* [Problem to work on]: Transcribe the listing word for word.

* [Provided data]:
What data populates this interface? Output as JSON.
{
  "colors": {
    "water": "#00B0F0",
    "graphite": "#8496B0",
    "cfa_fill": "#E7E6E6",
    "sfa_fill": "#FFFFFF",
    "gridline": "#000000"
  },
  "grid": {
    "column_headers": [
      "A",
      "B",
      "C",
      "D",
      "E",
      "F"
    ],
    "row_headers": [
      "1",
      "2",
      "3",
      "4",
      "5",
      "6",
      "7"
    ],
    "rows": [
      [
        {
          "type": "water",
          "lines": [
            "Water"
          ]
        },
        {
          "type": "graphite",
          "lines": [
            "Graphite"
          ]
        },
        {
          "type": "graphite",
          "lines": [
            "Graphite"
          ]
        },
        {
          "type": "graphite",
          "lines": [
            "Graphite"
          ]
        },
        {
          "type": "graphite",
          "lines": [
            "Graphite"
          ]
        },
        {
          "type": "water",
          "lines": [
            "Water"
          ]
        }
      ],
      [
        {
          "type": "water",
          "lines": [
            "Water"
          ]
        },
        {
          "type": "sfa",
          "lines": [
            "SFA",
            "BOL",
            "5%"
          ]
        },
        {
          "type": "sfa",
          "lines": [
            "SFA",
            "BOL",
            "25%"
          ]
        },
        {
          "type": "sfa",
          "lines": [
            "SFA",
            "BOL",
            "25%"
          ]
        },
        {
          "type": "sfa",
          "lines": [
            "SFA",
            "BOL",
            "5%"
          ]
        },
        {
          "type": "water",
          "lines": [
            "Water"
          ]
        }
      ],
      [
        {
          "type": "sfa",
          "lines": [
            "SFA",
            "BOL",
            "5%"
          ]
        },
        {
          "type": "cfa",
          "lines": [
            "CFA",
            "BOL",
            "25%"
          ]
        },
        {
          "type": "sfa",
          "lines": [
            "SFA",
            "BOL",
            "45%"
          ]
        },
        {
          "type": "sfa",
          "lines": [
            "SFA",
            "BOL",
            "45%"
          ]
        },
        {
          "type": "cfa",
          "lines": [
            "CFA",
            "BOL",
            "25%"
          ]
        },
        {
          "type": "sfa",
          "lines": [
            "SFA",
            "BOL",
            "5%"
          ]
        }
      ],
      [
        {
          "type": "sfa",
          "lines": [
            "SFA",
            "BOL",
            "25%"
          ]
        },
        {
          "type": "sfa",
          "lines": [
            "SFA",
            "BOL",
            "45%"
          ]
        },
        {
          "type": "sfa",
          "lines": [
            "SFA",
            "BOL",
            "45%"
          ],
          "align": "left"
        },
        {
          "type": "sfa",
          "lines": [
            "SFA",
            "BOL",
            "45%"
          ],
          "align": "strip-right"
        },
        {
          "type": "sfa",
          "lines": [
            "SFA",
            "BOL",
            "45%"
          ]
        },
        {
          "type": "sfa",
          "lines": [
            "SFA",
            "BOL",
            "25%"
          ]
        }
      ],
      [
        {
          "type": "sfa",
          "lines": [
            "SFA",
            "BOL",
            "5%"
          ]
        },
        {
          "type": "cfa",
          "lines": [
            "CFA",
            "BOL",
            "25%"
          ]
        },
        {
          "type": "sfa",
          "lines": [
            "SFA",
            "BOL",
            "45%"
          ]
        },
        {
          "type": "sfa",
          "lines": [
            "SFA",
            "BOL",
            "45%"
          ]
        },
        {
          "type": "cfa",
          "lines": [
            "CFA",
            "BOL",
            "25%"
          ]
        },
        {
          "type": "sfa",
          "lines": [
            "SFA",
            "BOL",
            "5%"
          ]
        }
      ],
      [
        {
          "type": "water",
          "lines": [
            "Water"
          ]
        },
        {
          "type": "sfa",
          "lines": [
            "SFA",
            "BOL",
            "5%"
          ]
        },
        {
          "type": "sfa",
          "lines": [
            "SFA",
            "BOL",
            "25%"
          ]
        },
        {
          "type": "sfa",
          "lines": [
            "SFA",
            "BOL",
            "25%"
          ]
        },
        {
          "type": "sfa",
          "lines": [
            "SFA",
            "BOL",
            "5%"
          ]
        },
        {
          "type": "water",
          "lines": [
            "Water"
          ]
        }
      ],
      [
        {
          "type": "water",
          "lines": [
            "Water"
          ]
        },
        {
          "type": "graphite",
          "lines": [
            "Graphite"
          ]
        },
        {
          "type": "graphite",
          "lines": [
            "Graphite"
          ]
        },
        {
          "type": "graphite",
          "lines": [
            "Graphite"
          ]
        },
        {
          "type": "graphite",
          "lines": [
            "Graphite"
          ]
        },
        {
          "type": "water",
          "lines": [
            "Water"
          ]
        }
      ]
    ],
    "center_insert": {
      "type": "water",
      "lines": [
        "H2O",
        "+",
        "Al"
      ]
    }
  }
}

* [The response]:
What data populates this interface? Output as JSON.
{
  "colors": {
    "water": "#00B0F0",
    "graphite": "#8496B0",
    "cfa_fill": "#E7E6E6",
    "sfa_fill": "#FFFFFF",
    "gridline": "#000000"
  },
  "grid": {
    "column_headers": [
      "A",
      "B",
      "C",
      "D",
      "E",
      "F"
    ],
    "row_headers": [
      "1",
      "2",
      "3",
      "4",
      "5",
      "6",
      "7"
    ],
    "rows": [
      [
        {
          "type": "water",
          "lines": [
            "Water"
          ]
        },
        {
          "type": "graphite",
          "lines": [
            "Graphite"
          ]
        },
        {
          "type": "graphite",
          "lines": [
            "Graphite"
          ]
        },
        {
          "type": "graphite",
          "lines": [
            "Graphite"
          ]
        },
        {
          "type": "graphite",
          "lines": [
            "Graphite"
          ]
        },
        {
          "type": "water",
          "lines": [
            "Water"
          ]
        }
      ],
      [
        {
          "type": "water",
          "lines": [
            "Water"
          ]
        },
        {
          "type": "sfa",
          "lines": [
            "SFA",
            "BOL",
            "5%"
          ]
        },
        {
          "type": "sfa",
          "lines": [
            "SFA",
            "BOL",
            "25%"
          ]
        },
        {
          "type": "sfa",
          "lines": [
            "SFA",
            "BOL",
            "25%"
          ]
        },
        {
          "type": "sfa",
          "lines": [
            "SFA",
            "BOL",
            "5%"
          ]
        },
        {
          "type": "water",
          "lines": [
            "Water"
          ]
        }
      ],
      [
        {
          "type": "sfa",
          "lines": [
            "SFA",
            "BOL",
            "5%"
          ]
        },
        {
          "type": "cfa",
          "lines": [
            "CFA",
            "BOL",
            "25%"
          ]
        },
        {
          "type": "sfa",
          "lines": [
            "SFA",
            "BOL",
            "45%"
          ]
        },
        {
          "type": "sfa",
          "lines": [
            "SFA",
            "BOL",
            "45%"
          ]
        },
        {
          "type": "cfa",
          "lines": [
            "CFA",
            "BOL",
            "25%"
          ]
        },
        {
          "type": "sfa",
          "lines": [
            "SFA",
            "BOL",
            "5%"
          ]
        }
      ],
      [
        {
          "type": "sfa",
          "lines": [
            "SFA",
            "BOL",
            "25%"
          ]
        },
        {
          "type": "sfa",
          "lines": [
            "SFA",
            "BOL",
            "45%"
          ]
        },
        {
          "type": "sfa",
          "lines": [
            "SFA",
            "BOL",
            "45%"
          ],
          "align": "left"
        },
        {
          "type": "sfa",
          "lines": [
            "SFA",
            "BOL",
            "45%"
          ],
          "align": "strip-right"
        },
        {
          "type": "sfa",
          "lines": [
            "SFA",
            "BOL",
            "45%"
          ]
        },
        {
          "type": "sfa",
          "lines": [
            "SFA",
            "BOL",
            "25%"
          ]
        }
      ],
      [
        {
          "type": "sfa",
          "lines": [
            "SFA",
            "BOL",
            "5%"
          ]
        },
        {
          "type": "cfa",
          "lines": [
            "CFA",
            "BOL",
            "25%"
          ]
        },
        {
          "type": "sfa",
          "lines": [
            "SFA",
            "BOL",
            "45%"
          ]
        },
        {
          "type": "sfa",
          "lines": [
            "SFA",
            "BOL",
            "45%"
          ]
        },
        {
          "type": "cfa",
          "lines": [
            "CFA",
            "BOL",
            "25%"
          ]
        },
        {
          "type": "sfa",
          "lines": [
            "SFA",
            "BOL",
            "5%"
          ]
        }
      ],
      [
        {
          "type": "water",
          "lines": [
            "Water"
          ]
        },
        {
          "type": "sfa",
          "lines": [
            "SFA",
            "BOL",
            "5%"
          ]
        },
        {
          "type": "sfa",
          "lines": [
            "SFA",
            "BOL",
            "25%"
          ]
        },
        {
          "type": "sfa",
          "lines": [
            "SFA",
            "BOL",
            "25%"
          ]
        },
        {
          "type": "sfa",
          "lines": [
            "SFA",
            "BOL",
            "5%"
          ]
        },
        {
          "type": "water",
          "lines": [
            "Water"
          ]
        }
      ],
      [
        {
          "type": "water",
          "lines": [
            "Water"
          ]
        },
        {
          "type": "graphite",
          "lines": [
            "Graphite"
          ]
        },
        {
          "type": "graphite",
          "lines": [
            "Graphite"
          ]
        },
        {
          "type": "graphite",
          "lines": [
            "Graphite"
          ]
        },
        {
          "type": "graphite",
          "lines": [
            "Graphite"
          ]
        },
        {
          "type": "water",
          "lines": [
            "Water"
          ]
        }
      ]
    ],
    "center_insert": {
      "type": "water",
      "lines": [
        "H2O",
        "+",
        "Al"
      ]
    }
  }
}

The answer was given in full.